Data records:
- - - -

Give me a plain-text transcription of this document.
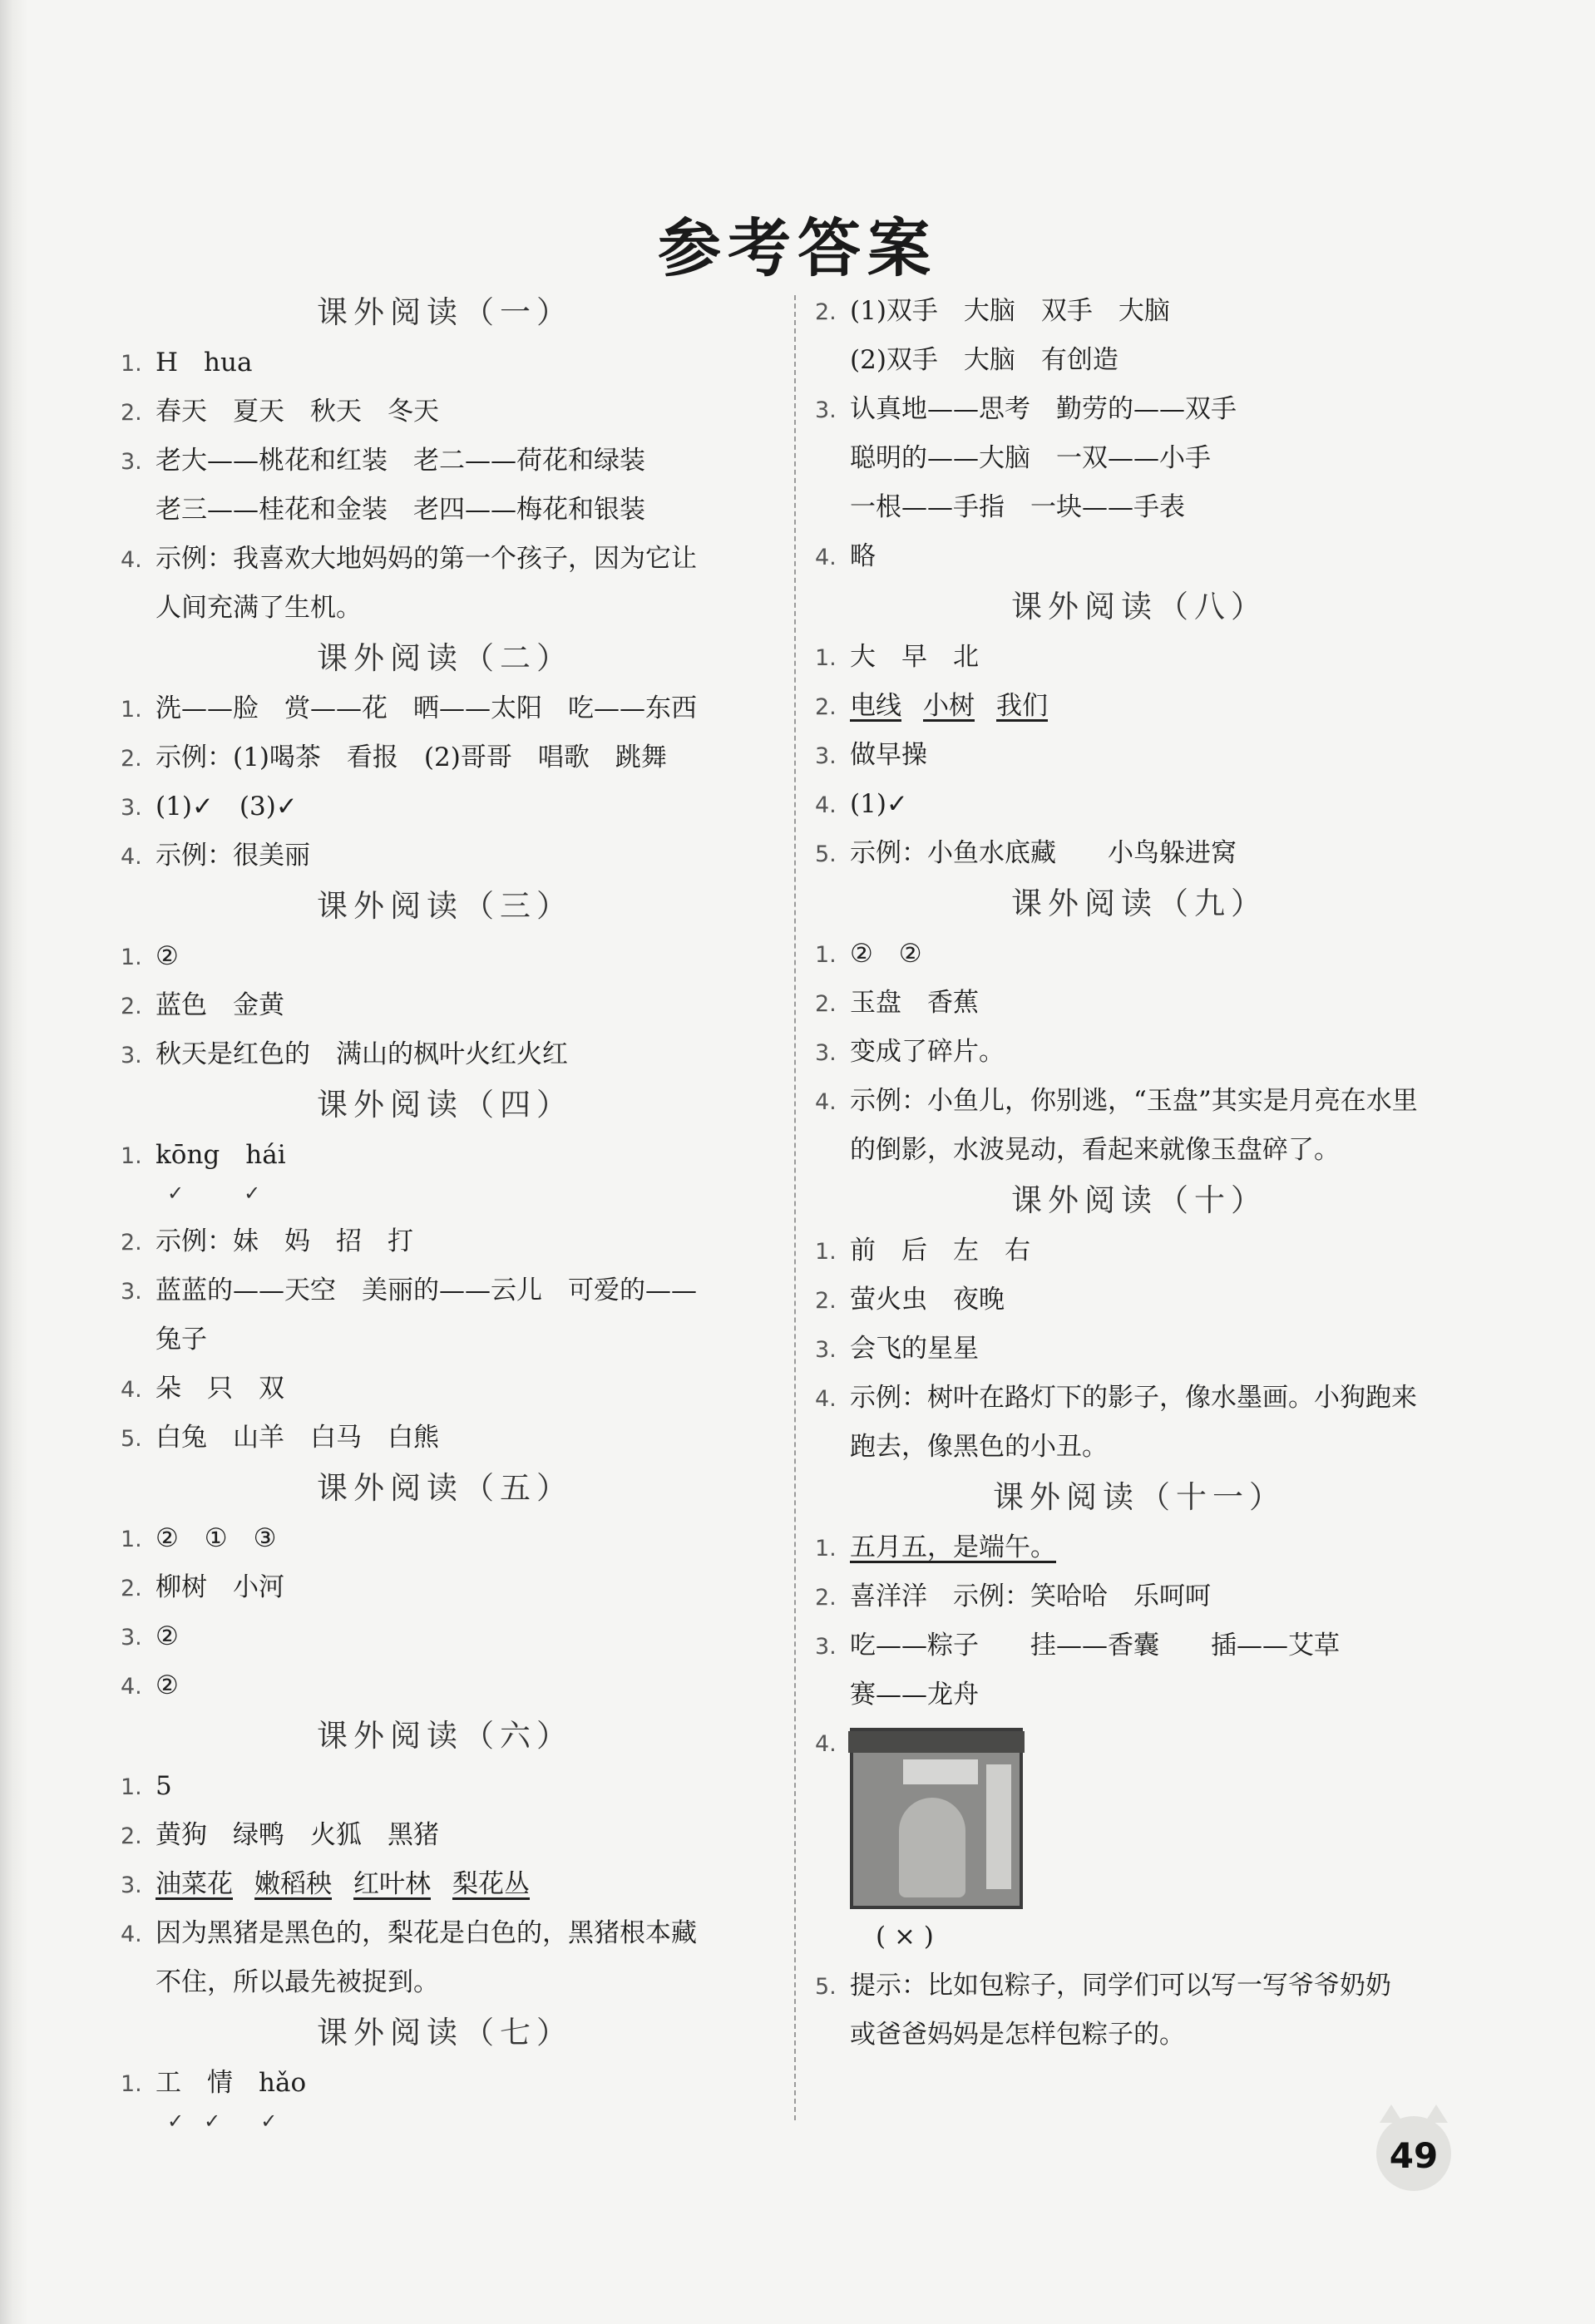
参考答案
课外阅读（一）
1. H　hua
2. 春天　夏天　秋天　冬天
3. 老大——桃花和红装　老二——荷花和绿装
老三——桂花和金装　老四——梅花和银装
4. 示例：我喜欢大地妈妈的第一个孩子，因为它让
人间充满了生机。
课外阅读（二）
1. 洗——脸　赏——花　晒——太阳　吃——东西
2. 示例：(1)喝茶　看报　(2)哥哥　唱歌　跳舞
3. (1)✓　(3)✓
4. 示例：很美丽
课外阅读（三）
1. ②
2. 蓝色　金黄
3. 秋天是红色的　满山的枫叶火红火红
课外阅读（四）
1. kōng　hái
✓　　　✓
2. 示例：妹　妈　招　打
3. 蓝蓝的——天空　美丽的——云儿　可爱的——
兔子
4. 朵　只　双
5. 白兔　山羊　白马　白熊
课外阅读（五）
1. ②　①　③
2. 柳树　小河
3. ②
4. ②
课外阅读（六）
1. 5
2. 黄狗　绿鸭　火狐　黑猪
3. 油菜花 嫩稻秧 红叶林 梨花丛
4. 因为黑猪是黑色的，梨花是白色的，黑猪根本藏
不住，所以最先被捉到。
课外阅读（七）
1. 工　情　hǎo
✓　✓　　✓
2. (1)双手　大脑　双手　大脑
(2)双手　大脑　有创造
3. 认真地——思考　勤劳的——双手
聪明的——大脑　一双——小手
一根——手指　一块——手表
4. 略
课外阅读（八）
1. 大　早　北
2. 电线 小树 我们
3. 做早操
4. (1)✓
5. 示例：小鱼水底藏　　小鸟躲进窝
课外阅读（九）
1. ②　②
2. 玉盘　香蕉
3. 变成了碎片。
4. 示例：小鱼儿，你别逃，“玉盘”其实是月亮在水里
的倒影，水波晃动，看起来就像玉盘碎了。
课外阅读（十）
1. 前　后　左　右
2. 萤火虫　夜晚
3. 会飞的星星
4. 示例：树叶在路灯下的影子，像水墨画。小狗跑来
跑去，像黑色的小丑。
课外阅读（十一）
1. 五月五，是端午。
2. 喜洋洋　示例：笑哈哈　乐呵呵
3. 吃——粽子　　挂——香囊　　插——艾草
赛——龙舟
4.
　( × )
5. 提示：比如包粽子，同学们可以写一写爷爷奶奶
或爸爸妈妈是怎样包粽子的。
49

- - - -

Keep the pictures out of the copy and return the rest of the data above exactly.

Expected answer:
Give me a plain-text transcription of this document.
参考答案
课外阅读（一）
1. H　hua
2. 春天　夏天　秋天　冬天
3. 老大——桃花和红装　老二——荷花和绿装
老三——桂花和金装　老四——梅花和银装
4. 示例：我喜欢大地妈妈的第一个孩子，因为它让
人间充满了生机。
课外阅读（二）
1. 洗——脸　赏——花　晒——太阳　吃——东西
2. 示例：(1)喝茶　看报　(2)哥哥　唱歌　跳舞
3. (1)✓　(3)✓
4. 示例：很美丽
课外阅读（三）
1. ②
2. 蓝色　金黄
3. 秋天是红色的　满山的枫叶火红火红
课外阅读（四）
1. kōng　hái
✓　　　✓
2. 示例：妹　妈　招　打
3. 蓝蓝的——天空　美丽的——云儿　可爱的——
兔子
4. 朵　只　双
5. 白兔　山羊　白马　白熊
课外阅读（五）
1. ②　①　③
2. 柳树　小河
3. ②
4. ②
课外阅读（六）
1. 5
2. 黄狗　绿鸭　火狐　黑猪
3. 油菜花 嫩稻秧 红叶林 梨花丛
4. 因为黑猪是黑色的，梨花是白色的，黑猪根本藏
不住，所以最先被捉到。
课外阅读（七）
1. 工　情　hǎo
✓　✓　　✓
2. (1)双手　大脑　双手　大脑
(2)双手　大脑　有创造
3. 认真地——思考　勤劳的——双手
聪明的——大脑　一双——小手
一根——手指　一块——手表
4. 略
课外阅读（八）
1. 大　早　北
2. 电线 小树 我们
3. 做早操
4. (1)✓
5. 示例：小鱼水底藏　　小鸟躲进窝
课外阅读（九）
1. ②　②
2. 玉盘　香蕉
3. 变成了碎片。
4. 示例：小鱼儿，你别逃，“玉盘”其实是月亮在水里
的倒影，水波晃动，看起来就像玉盘碎了。
课外阅读（十）
1. 前　后　左　右
2. 萤火虫　夜晚
3. 会飞的星星
4. 示例：树叶在路灯下的影子，像水墨画。小狗跑来
跑去，像黑色的小丑。
课外阅读（十一）
1. 五月五，是端午。
2. 喜洋洋　示例：笑哈哈　乐呵呵
3. 吃——粽子　　挂——香囊　　插——艾草
赛——龙舟
4.
　( × )
5. 提示：比如包粽子，同学们可以写一写爷爷奶奶
或爸爸妈妈是怎样包粽子的。
49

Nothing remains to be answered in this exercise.